> [Challenge]: Reproduce every entry that follows word for word, but omit the images.

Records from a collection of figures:
==========
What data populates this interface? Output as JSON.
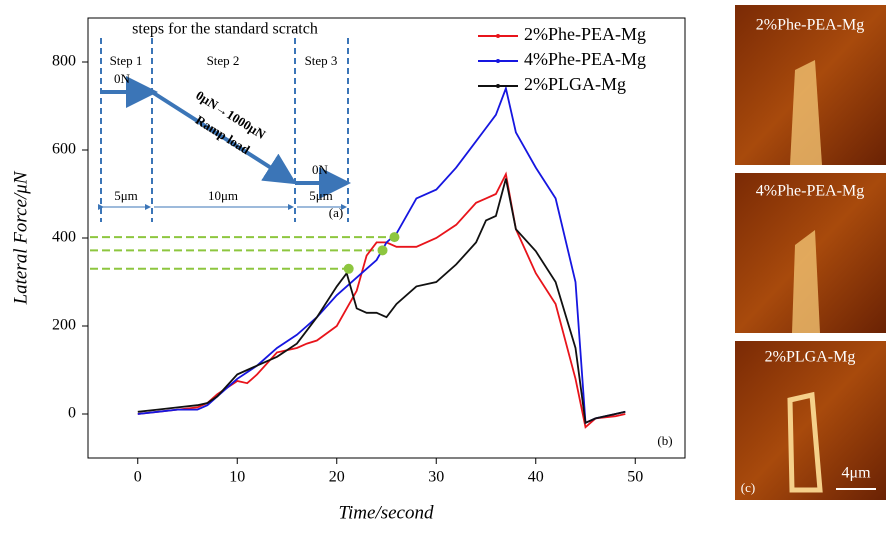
{
  "chart_data": {
    "type": "line",
    "x_label": "Time/second",
    "y_label": "Lateral Force/μN",
    "xlim": [
      -5,
      55
    ],
    "ylim": [
      -100,
      900
    ],
    "xticks": [
      0,
      10,
      20,
      30,
      40,
      50
    ],
    "yticks": [
      0,
      200,
      400,
      600,
      800
    ],
    "legend": "upper right",
    "panel_label": "(b)",
    "x": [
      0,
      2,
      4,
      6,
      7,
      8,
      10,
      11,
      12,
      14,
      16,
      17,
      18,
      20,
      21,
      22,
      23,
      24,
      25,
      26,
      28,
      30,
      32,
      34,
      35,
      36,
      37,
      38,
      40,
      42,
      44,
      45,
      46,
      48,
      49
    ],
    "series": [
      {
        "name": "2%Phe-PEA-Mg",
        "color": "#e8141b",
        "values": [
          0,
          5,
          10,
          15,
          25,
          45,
          75,
          70,
          90,
          140,
          150,
          160,
          167,
          200,
          240,
          280,
          360,
          390,
          390,
          380,
          380,
          400,
          430,
          480,
          490,
          500,
          545,
          420,
          320,
          250,
          80,
          -30,
          -10,
          -5,
          0
        ]
      },
      {
        "name": "4%Phe-PEA-Mg",
        "color": "#1616e0",
        "values": [
          0,
          5,
          10,
          10,
          20,
          40,
          80,
          95,
          110,
          150,
          180,
          200,
          220,
          270,
          290,
          310,
          330,
          350,
          390,
          410,
          490,
          510,
          560,
          620,
          650,
          680,
          740,
          640,
          560,
          490,
          300,
          -20,
          -10,
          0,
          5
        ]
      },
      {
        "name": "2%PLGA-Mg",
        "color": "#111111",
        "values": [
          5,
          10,
          15,
          20,
          25,
          40,
          90,
          100,
          110,
          130,
          160,
          190,
          220,
          290,
          320,
          240,
          230,
          230,
          220,
          250,
          290,
          300,
          340,
          390,
          440,
          450,
          535,
          420,
          370,
          300,
          150,
          -20,
          -10,
          0,
          5
        ]
      }
    ],
    "critical_points": {
      "color": "#8dc63f",
      "x": [
        21.2,
        24.6,
        25.8
      ],
      "y": [
        330,
        372,
        402
      ]
    }
  },
  "inset": {
    "title": "steps for the standard scratch",
    "steps": [
      "Step 1",
      "Step 2",
      "Step 3"
    ],
    "load_1": "0N",
    "ramp": "0μN→1000μN",
    "ramp_label": "Ramp load",
    "load_3": "0N",
    "lengths": [
      "5μm",
      "10μm",
      "5μm"
    ],
    "panel_label": "(a)"
  },
  "images": {
    "panels": [
      {
        "label": "2%Phe-PEA-Mg"
      },
      {
        "label": "4%Phe-PEA-Mg"
      },
      {
        "label": "2%PLGA-Mg"
      }
    ],
    "panel_label": "(c)",
    "scale_bar": "4μm"
  }
}
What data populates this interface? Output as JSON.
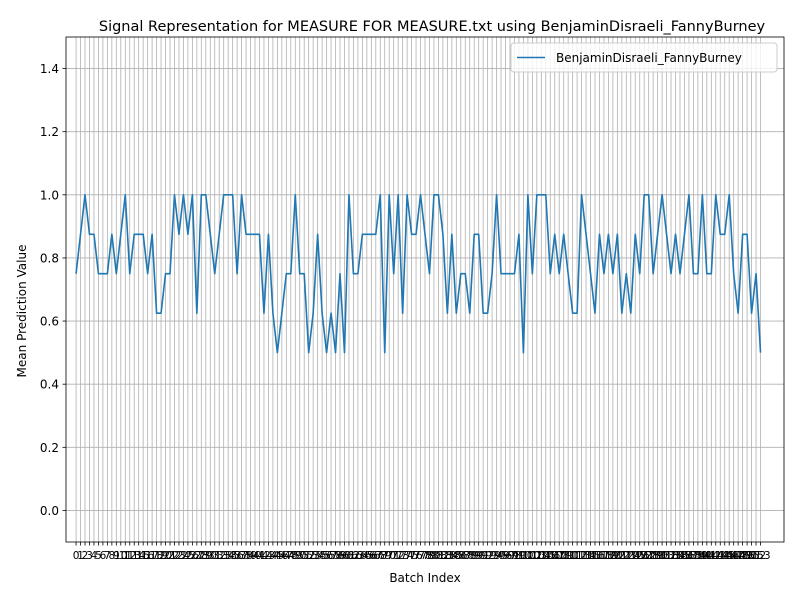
==========
> [Task answer]:
What data populates this interface? Output as JSON.
{
  "chart_data": {
    "type": "line",
    "x_label": "Time/second",
    "y_label": "Lateral Force/μN",
    "xlim": [
      -5,
      55
    ],
    "ylim": [
      -100,
      900
    ],
    "xticks": [
      0,
      10,
      20,
      30,
      40,
      50
    ],
    "yticks": [
      0,
      200,
      400,
      600,
      800
    ],
    "legend": "upper right",
    "panel_label": "(b)",
    "x": [
      0,
      2,
      4,
      6,
      7,
      8,
      10,
      11,
      12,
      14,
      16,
      17,
      18,
      20,
      21,
      22,
      23,
      24,
      25,
      26,
      28,
      30,
      32,
      34,
      35,
      36,
      37,
      38,
      40,
      42,
      44,
      45,
      46,
      48,
      49
    ],
    "series": [
      {
        "name": "2%Phe-PEA-Mg",
        "color": "#e8141b",
        "values": [
          0,
          5,
          10,
          15,
          25,
          45,
          75,
          70,
          90,
          140,
          150,
          160,
          167,
          200,
          240,
          280,
          360,
          390,
          390,
          380,
          380,
          400,
          430,
          480,
          490,
          500,
          545,
          420,
          320,
          250,
          80,
          -30,
          -10,
          -5,
          0
        ]
      },
      {
        "name": "4%Phe-PEA-Mg",
        "color": "#1616e0",
        "values": [
          0,
          5,
          10,
          10,
          20,
          40,
          80,
          95,
          110,
          150,
          180,
          200,
          220,
          270,
          290,
          310,
          330,
          350,
          390,
          410,
          490,
          510,
          560,
          620,
          650,
          680,
          740,
          640,
          560,
          490,
          300,
          -20,
          -10,
          0,
          5
        ]
      },
      {
        "name": "2%PLGA-Mg",
        "color": "#111111",
        "values": [
          5,
          10,
          15,
          20,
          25,
          40,
          90,
          100,
          110,
          130,
          160,
          190,
          220,
          290,
          320,
          240,
          230,
          230,
          220,
          250,
          290,
          300,
          340,
          390,
          440,
          450,
          535,
          420,
          370,
          300,
          150,
          -20,
          -10,
          0,
          5
        ]
      }
    ],
    "critical_points": {
      "color": "#8dc63f",
      "x": [
        21.2,
        24.6,
        25.8
      ],
      "y": [
        330,
        372,
        402
      ]
    }
  },
  "inset": {
    "title": "steps for the standard scratch",
    "steps": [
      "Step 1",
      "Step 2",
      "Step 3"
    ],
    "load_1": "0N",
    "ramp": "0μN→1000μN",
    "ramp_label": "Ramp load",
    "load_3": "0N",
    "lengths": [
      "5μm",
      "10μm",
      "5μm"
    ],
    "panel_label": "(a)"
  },
  "images": {
    "panels": [
      {
        "label": "2%Phe-PEA-Mg"
      },
      {
        "label": "4%Phe-PEA-Mg"
      },
      {
        "label": "2%PLGA-Mg"
      }
    ],
    "panel_label": "(c)",
    "scale_bar": "4μm"
  }
}
What data populates this interface? Output as JSON.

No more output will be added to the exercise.